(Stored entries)
* * *

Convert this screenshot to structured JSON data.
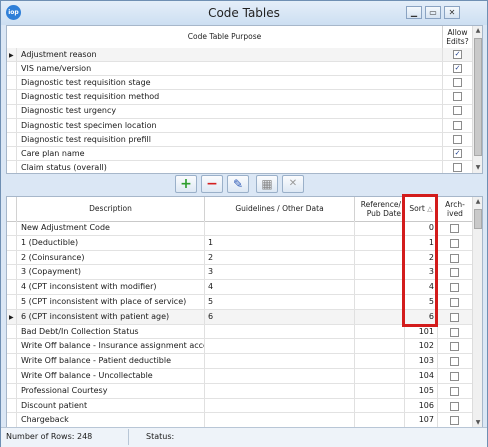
{
  "window": {
    "title": "Code Tables",
    "app_icon": "iop",
    "controls": [
      "▁",
      "▭",
      "✕"
    ]
  },
  "top_table": {
    "headers": {
      "purpose": "Code Table Purpose",
      "allow_edits": "Allow Edits?"
    },
    "rows": [
      {
        "label": "Adjustment reason",
        "checked": true,
        "current": true
      },
      {
        "label": "VIS name/version",
        "checked": true,
        "current": false
      },
      {
        "label": "Diagnostic test requisition stage",
        "checked": false,
        "current": false
      },
      {
        "label": "Diagnostic test requisition method",
        "checked": false,
        "current": false
      },
      {
        "label": "Diagnostic test urgency",
        "checked": false,
        "current": false
      },
      {
        "label": "Diagnostic test specimen location",
        "checked": false,
        "current": false
      },
      {
        "label": "Diagnostic test requisition prefill",
        "checked": false,
        "current": false
      },
      {
        "label": "Care plan name",
        "checked": true,
        "current": false
      },
      {
        "label": "Claim status (overall)",
        "checked": false,
        "current": false
      }
    ]
  },
  "toolbar": {
    "add_icon": "+",
    "remove_icon": "−",
    "edit_icon": "✎",
    "grid_icon": "▦",
    "cancel_icon": "✕"
  },
  "bottom_table": {
    "headers": {
      "description": "Description",
      "guidelines": "Guidelines / Other Data",
      "reference": "Reference/ Pub Date",
      "sort": "Sort",
      "sort_indicator": "△",
      "archived": "Arch- ived"
    },
    "rows": [
      {
        "description": "New Adjustment Code",
        "guidelines": "",
        "sort": "0",
        "current": false
      },
      {
        "description": "1 (Deductible)",
        "guidelines": "1",
        "sort": "1",
        "current": false
      },
      {
        "description": "2 (Coinsurance)",
        "guidelines": "2",
        "sort": "2",
        "current": false
      },
      {
        "description": "3 (Copayment)",
        "guidelines": "3",
        "sort": "3",
        "current": false
      },
      {
        "description": "4 (CPT inconsistent with modifier)",
        "guidelines": "4",
        "sort": "4",
        "current": false
      },
      {
        "description": "5 (CPT inconsistent with place of service)",
        "guidelines": "5",
        "sort": "5",
        "current": false
      },
      {
        "description": "6 (CPT inconsistent with patient age)",
        "guidelines": "6",
        "sort": "6",
        "current": true
      },
      {
        "description": "Bad Debt/In Collection Status",
        "guidelines": "",
        "sort": "101",
        "current": false
      },
      {
        "description": "Write Off balance - Insurance assignment accepted",
        "guidelines": "",
        "sort": "102",
        "current": false
      },
      {
        "description": "Write Off balance - Patient deductible",
        "guidelines": "",
        "sort": "103",
        "current": false
      },
      {
        "description": "Write Off balance - Uncollectable",
        "guidelines": "",
        "sort": "104",
        "current": false
      },
      {
        "description": "Professional Courtesy",
        "guidelines": "",
        "sort": "105",
        "current": false
      },
      {
        "description": "Discount patient",
        "guidelines": "",
        "sort": "106",
        "current": false
      },
      {
        "description": "Chargeback",
        "guidelines": "",
        "sort": "107",
        "current": false
      }
    ]
  },
  "status_bar": {
    "rows_label": "Number of Rows: 248",
    "status_label": "Status:"
  }
}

* * *

Stated goal
Determine how many lines of the data contain the word "name", and reply with that number only.

Output of the task
2